Spatial layout entries

——

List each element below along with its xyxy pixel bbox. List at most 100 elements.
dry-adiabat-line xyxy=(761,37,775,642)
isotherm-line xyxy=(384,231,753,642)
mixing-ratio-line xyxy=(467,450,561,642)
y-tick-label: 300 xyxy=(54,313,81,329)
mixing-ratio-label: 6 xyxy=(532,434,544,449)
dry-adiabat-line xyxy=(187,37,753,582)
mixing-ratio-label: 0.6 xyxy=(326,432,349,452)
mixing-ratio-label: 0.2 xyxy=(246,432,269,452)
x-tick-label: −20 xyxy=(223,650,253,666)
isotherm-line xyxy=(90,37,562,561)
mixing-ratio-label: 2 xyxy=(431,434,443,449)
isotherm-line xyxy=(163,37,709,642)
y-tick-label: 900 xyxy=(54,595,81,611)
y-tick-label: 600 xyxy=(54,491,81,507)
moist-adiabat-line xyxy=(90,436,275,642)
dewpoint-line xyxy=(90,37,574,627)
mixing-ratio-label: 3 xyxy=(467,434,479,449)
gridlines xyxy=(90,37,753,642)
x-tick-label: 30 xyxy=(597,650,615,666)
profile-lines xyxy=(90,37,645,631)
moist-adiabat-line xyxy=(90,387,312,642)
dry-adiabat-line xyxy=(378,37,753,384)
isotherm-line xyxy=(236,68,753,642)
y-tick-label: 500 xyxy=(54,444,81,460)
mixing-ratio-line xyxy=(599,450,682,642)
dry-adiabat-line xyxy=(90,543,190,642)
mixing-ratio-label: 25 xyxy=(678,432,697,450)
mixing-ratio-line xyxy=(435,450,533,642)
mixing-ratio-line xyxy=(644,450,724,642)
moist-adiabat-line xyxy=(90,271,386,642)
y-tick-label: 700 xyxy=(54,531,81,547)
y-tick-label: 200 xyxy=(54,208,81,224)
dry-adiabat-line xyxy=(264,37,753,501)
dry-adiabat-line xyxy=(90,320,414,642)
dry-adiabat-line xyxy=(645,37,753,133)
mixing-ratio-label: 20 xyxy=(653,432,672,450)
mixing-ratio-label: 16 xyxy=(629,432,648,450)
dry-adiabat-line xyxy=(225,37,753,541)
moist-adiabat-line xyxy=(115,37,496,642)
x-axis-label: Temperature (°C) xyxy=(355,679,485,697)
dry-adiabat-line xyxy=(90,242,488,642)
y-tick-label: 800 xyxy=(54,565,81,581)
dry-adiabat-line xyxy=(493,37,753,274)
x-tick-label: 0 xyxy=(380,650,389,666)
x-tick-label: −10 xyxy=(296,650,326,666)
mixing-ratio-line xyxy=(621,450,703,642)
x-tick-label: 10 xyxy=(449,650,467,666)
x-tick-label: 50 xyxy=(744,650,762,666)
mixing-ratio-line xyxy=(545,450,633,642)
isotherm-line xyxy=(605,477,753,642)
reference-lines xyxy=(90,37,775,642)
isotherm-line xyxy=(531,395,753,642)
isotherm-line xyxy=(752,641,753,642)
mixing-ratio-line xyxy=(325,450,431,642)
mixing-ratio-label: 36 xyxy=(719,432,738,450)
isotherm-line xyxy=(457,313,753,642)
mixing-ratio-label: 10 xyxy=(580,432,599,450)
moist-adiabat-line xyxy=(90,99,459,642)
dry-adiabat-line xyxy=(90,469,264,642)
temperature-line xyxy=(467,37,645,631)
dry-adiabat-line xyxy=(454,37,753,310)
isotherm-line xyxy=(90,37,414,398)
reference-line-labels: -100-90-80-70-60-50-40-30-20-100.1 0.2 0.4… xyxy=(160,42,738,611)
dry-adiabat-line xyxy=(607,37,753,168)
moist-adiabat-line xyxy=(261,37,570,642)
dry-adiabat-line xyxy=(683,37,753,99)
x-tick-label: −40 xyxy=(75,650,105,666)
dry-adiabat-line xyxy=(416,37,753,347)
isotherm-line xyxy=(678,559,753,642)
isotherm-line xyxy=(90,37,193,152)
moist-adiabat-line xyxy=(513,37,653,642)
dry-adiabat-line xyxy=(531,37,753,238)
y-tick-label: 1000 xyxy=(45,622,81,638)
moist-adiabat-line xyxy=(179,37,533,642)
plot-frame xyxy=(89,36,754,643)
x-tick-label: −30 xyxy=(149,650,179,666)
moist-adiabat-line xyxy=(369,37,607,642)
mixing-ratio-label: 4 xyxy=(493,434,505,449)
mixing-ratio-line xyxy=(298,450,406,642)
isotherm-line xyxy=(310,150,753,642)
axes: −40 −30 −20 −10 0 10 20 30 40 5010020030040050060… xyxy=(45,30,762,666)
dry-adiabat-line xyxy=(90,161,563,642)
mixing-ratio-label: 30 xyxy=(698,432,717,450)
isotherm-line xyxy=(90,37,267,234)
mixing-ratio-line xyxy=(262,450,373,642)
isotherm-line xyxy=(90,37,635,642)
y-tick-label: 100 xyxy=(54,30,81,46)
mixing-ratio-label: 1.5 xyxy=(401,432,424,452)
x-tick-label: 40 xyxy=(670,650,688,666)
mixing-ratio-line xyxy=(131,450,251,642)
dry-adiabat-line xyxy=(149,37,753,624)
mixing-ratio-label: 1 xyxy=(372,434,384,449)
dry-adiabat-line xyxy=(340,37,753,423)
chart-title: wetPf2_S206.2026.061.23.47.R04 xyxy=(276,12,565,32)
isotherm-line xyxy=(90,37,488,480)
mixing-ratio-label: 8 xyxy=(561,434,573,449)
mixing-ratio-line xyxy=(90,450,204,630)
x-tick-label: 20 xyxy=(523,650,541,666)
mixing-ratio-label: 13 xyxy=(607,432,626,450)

——

- _Goal of the exercise_: Could you recast all of the material above as a Markdown table with the columns Row and Entry, putting the row number in one and the line itself in the other and skipping any blank lines?

- _Worked solution_:
| Row | Entry |
|---|---|
| 1 | List each element below along with its xyxy pixel bbox. List at most 100 elements. |
| 2 | dry-adiabat-line xyxy=(761,37,775,642) |
| 3 | isotherm-line xyxy=(384,231,753,642) |
| 4 | mixing-ratio-line xyxy=(467,450,561,642) |
| 5 | y-tick-label: 300 xyxy=(54,313,81,329) |
| 6 | mixing-ratio-label: 6 xyxy=(532,434,544,449) |
| 7 | dry-adiabat-line xyxy=(187,37,753,582) |
| 8 | mixing-ratio-label: 0.6 xyxy=(326,432,349,452) |
| 9 | mixing-ratio-label: 0.2 xyxy=(246,432,269,452) |
| 10 | x-tick-label: −20 xyxy=(223,650,253,666) |
| 11 | isotherm-line xyxy=(90,37,562,561) |
| 12 | mixing-ratio-label: 2 xyxy=(431,434,443,449) |
| 13 | isotherm-line xyxy=(163,37,709,642) |
| 14 | y-tick-label: 900 xyxy=(54,595,81,611) |
| 15 | y-tick-label: 600 xyxy=(54,491,81,507) |
| 16 | moist-adiabat-line xyxy=(90,436,275,642) |
| 17 | dewpoint-line xyxy=(90,37,574,627) |
| 18 | mixing-ratio-label: 3 xyxy=(467,434,479,449) |
| 19 | gridlines xyxy=(90,37,753,642) |
| 20 | x-tick-label: 30 xyxy=(597,650,615,666) |
| 21 | profile-lines xyxy=(90,37,645,631) |
| 22 | moist-adiabat-line xyxy=(90,387,312,642) |
| 23 | dry-adiabat-line xyxy=(378,37,753,384) |
| 24 | isotherm-line xyxy=(236,68,753,642) |
| 25 | y-tick-label: 500 xyxy=(54,444,81,460) |
| 26 | mixing-ratio-line xyxy=(599,450,682,642) |
| 27 | dry-adiabat-line xyxy=(90,543,190,642) |
| 28 | mixing-ratio-label: 25 xyxy=(678,432,697,450) |
| 29 | mixing-ratio-line xyxy=(435,450,533,642) |
| 30 | mixing-ratio-line xyxy=(644,450,724,642) |
| 31 | moist-adiabat-line xyxy=(90,271,386,642) |
| 32 | y-tick-label: 700 xyxy=(54,531,81,547) |
| 33 | y-tick-label: 200 xyxy=(54,208,81,224) |
| 34 | dry-adiabat-line xyxy=(264,37,753,501) |
| 35 | dry-adiabat-line xyxy=(90,320,414,642) |
| 36 | dry-adiabat-line xyxy=(645,37,753,133) |
| 37 | mixing-ratio-label: 20 xyxy=(653,432,672,450) |
| 38 | mixing-ratio-label: 16 xyxy=(629,432,648,450) |
| 39 | dry-adiabat-line xyxy=(225,37,753,541) |
| 40 | moist-adiabat-line xyxy=(115,37,496,642) |
| 41 | x-axis-label: Temperature (°C) xyxy=(355,679,485,697) |
| 42 | dry-adiabat-line xyxy=(90,242,488,642) |
| 43 | y-tick-label: 800 xyxy=(54,565,81,581) |
| 44 | dry-adiabat-line xyxy=(493,37,753,274) |
| 45 | x-tick-label: 0 xyxy=(380,650,389,666) |
| 46 | x-tick-label: −10 xyxy=(296,650,326,666) |
| 47 | mixing-ratio-line xyxy=(621,450,703,642) |
| 48 | x-tick-label: 10 xyxy=(449,650,467,666) |
| 49 | x-tick-label: 50 xyxy=(744,650,762,666) |
| 50 | mixing-ratio-line xyxy=(545,450,633,642) |
| 51 | isotherm-line xyxy=(605,477,753,642) |
| 52 | reference-lines xyxy=(90,37,775,642) |
| 53 | isotherm-line xyxy=(531,395,753,642) |
| 54 | isotherm-line xyxy=(752,641,753,642) |
| 55 | mixing-ratio-line xyxy=(325,450,431,642) |
| 56 | mixing-ratio-label: 36 xyxy=(719,432,738,450) |
| 57 | isotherm-line xyxy=(457,313,753,642) |
| 58 | mixing-ratio-label: 10 xyxy=(580,432,599,450) |
| 59 | moist-adiabat-line xyxy=(90,99,459,642) |
| 60 | dry-adiabat-line xyxy=(90,469,264,642) |
| 61 | temperature-line xyxy=(467,37,645,631) |
| 62 | dry-adiabat-line xyxy=(454,37,753,310) |
| 63 | isotherm-line xyxy=(90,37,414,398) |
| 64 | reference-line-labels: -100-90-80-70-60-50-40-30-20-100.1 0.2 0.4… xyxy=(160,42,738,611) |
| 65 | dry-adiabat-line xyxy=(607,37,753,168) |
| 66 | moist-adiabat-line xyxy=(261,37,570,642) |
| 67 | dry-adiabat-line xyxy=(683,37,753,99) |
| 68 | x-tick-label: −40 xyxy=(75,650,105,666) |
| 69 | dry-adiabat-line xyxy=(416,37,753,347) |
| 70 | isotherm-line xyxy=(678,559,753,642) |
| 71 | isotherm-line xyxy=(90,37,193,152) |
| 72 | moist-adiabat-line xyxy=(513,37,653,642) |
| 73 | dry-adiabat-line xyxy=(531,37,753,238) |
| 74 | y-tick-label: 1000 xyxy=(45,622,81,638) |
| 75 | moist-adiabat-line xyxy=(179,37,533,642) |
| 76 | plot-frame xyxy=(89,36,754,643) |
| 77 | x-tick-label: −30 xyxy=(149,650,179,666) |
| 78 | moist-adiabat-line xyxy=(369,37,607,642) |
| 79 | mixing-ratio-label: 4 xyxy=(493,434,505,449) |
| 80 | mixing-ratio-line xyxy=(298,450,406,642) |
| 81 | isotherm-line xyxy=(310,150,753,642) |
| 82 | axes: −40 −30 −20 −10 0 10 20 30 40 5010020030040050060… xyxy=(45,30,762,666) |
| 83 | dry-adiabat-line xyxy=(90,161,563,642) |
| 84 | mixing-ratio-label: 30 xyxy=(698,432,717,450) |
| 85 | isotherm-line xyxy=(90,37,267,234) |
| 86 | mixing-ratio-line xyxy=(262,450,373,642) |
| 87 | isotherm-line xyxy=(90,37,635,642) |
| 88 | y-tick-label: 100 xyxy=(54,30,81,46) |
| 89 | mixing-ratio-label: 1.5 xyxy=(401,432,424,452) |
| 90 | x-tick-label: 40 xyxy=(670,650,688,666) |
| 91 | mixing-ratio-line xyxy=(131,450,251,642) |
| 92 | dry-adiabat-line xyxy=(149,37,753,624) |
| 93 | mixing-ratio-label: 1 xyxy=(372,434,384,449) |
| 94 | dry-adiabat-line xyxy=(340,37,753,423) |
| 95 | chart-title: wetPf2_S206.2026.061.23.47.R04 xyxy=(276,12,565,32) |
| 96 | isotherm-line xyxy=(90,37,488,480) |
| 97 | mixing-ratio-label: 8 xyxy=(561,434,573,449) |
| 98 | mixing-ratio-line xyxy=(90,450,204,630) |
| 99 | x-tick-label: 20 xyxy=(523,650,541,666) |
| 100 | mixing-ratio-label: 13 xyxy=(607,432,626,450) |